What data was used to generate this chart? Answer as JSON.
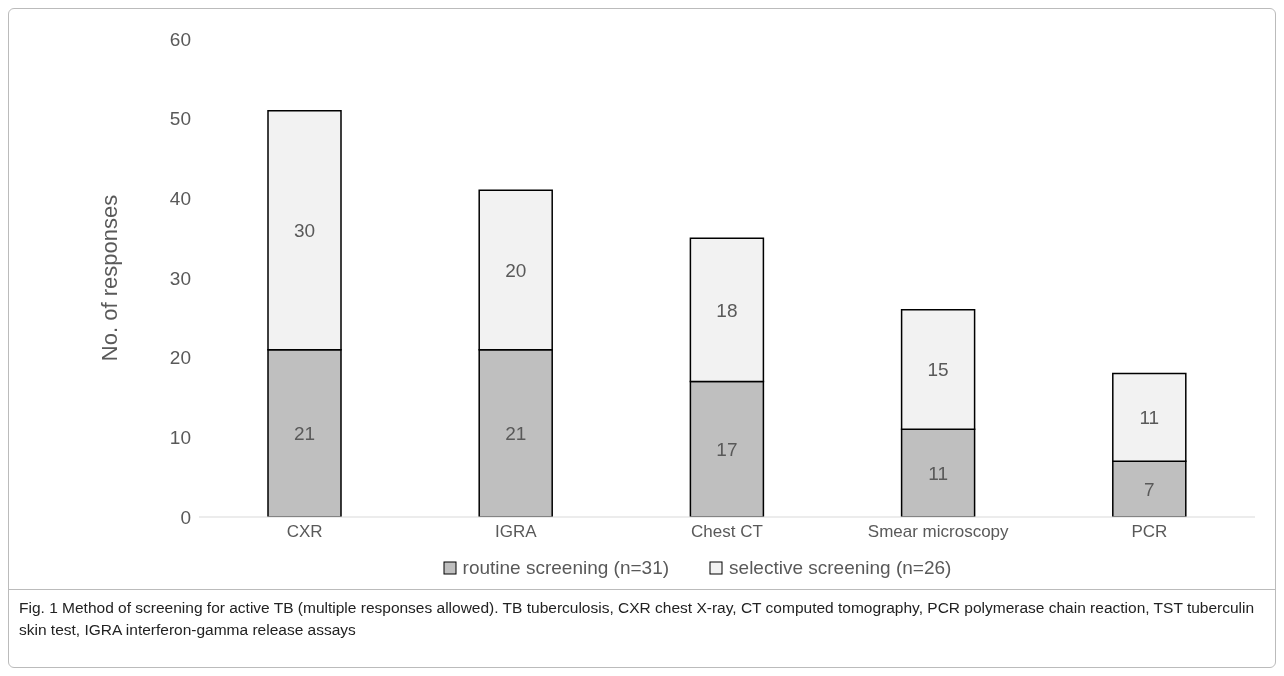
{
  "chart_data": {
    "type": "bar",
    "stacked": true,
    "ylabel": "No. of responses",
    "categories": [
      "CXR",
      "IGRA",
      "Chest CT",
      "Smear microscopy",
      "PCR"
    ],
    "series": [
      {
        "name": "routine screening (n=31)",
        "color": "#bfbfbf",
        "values": [
          21,
          21,
          17,
          11,
          7
        ]
      },
      {
        "name": "selective screening (n=26)",
        "color": "#f2f2f2",
        "values": [
          30,
          20,
          18,
          15,
          11
        ]
      }
    ],
    "ylim": [
      0,
      60
    ],
    "yticks": [
      0,
      10,
      20,
      30,
      40,
      50,
      60
    ],
    "grid": false,
    "legend": "bottom",
    "data_labels": true,
    "annotations": [
      "Fig. 1  Method of screening for active TB (multiple responses allowed). TB tuberculosis, CXR chest X-ray, CT computed tomography, PCR polymerase chain reaction, TST tuberculin skin test, IGRA interferon-gamma release assays"
    ]
  }
}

**Exercise requirements**. Please make an exact copy of the whole listing and leave out its pictures.

**Output below**.
What data was used to generate this chart? Answer as JSON.
{
  "chart_data": {
    "type": "bar",
    "stacked": true,
    "ylabel": "No. of responses",
    "categories": [
      "CXR",
      "IGRA",
      "Chest CT",
      "Smear microscopy",
      "PCR"
    ],
    "series": [
      {
        "name": "routine screening (n=31)",
        "color": "#bfbfbf",
        "values": [
          21,
          21,
          17,
          11,
          7
        ]
      },
      {
        "name": "selective screening (n=26)",
        "color": "#f2f2f2",
        "values": [
          30,
          20,
          18,
          15,
          11
        ]
      }
    ],
    "ylim": [
      0,
      60
    ],
    "yticks": [
      0,
      10,
      20,
      30,
      40,
      50,
      60
    ],
    "grid": false,
    "legend": "bottom",
    "data_labels": true,
    "annotations": [
      "Fig. 1  Method of screening for active TB (multiple responses allowed). TB tuberculosis, CXR chest X-ray, CT computed tomography, PCR polymerase chain reaction, TST tuberculin skin test, IGRA interferon-gamma release assays"
    ]
  }
}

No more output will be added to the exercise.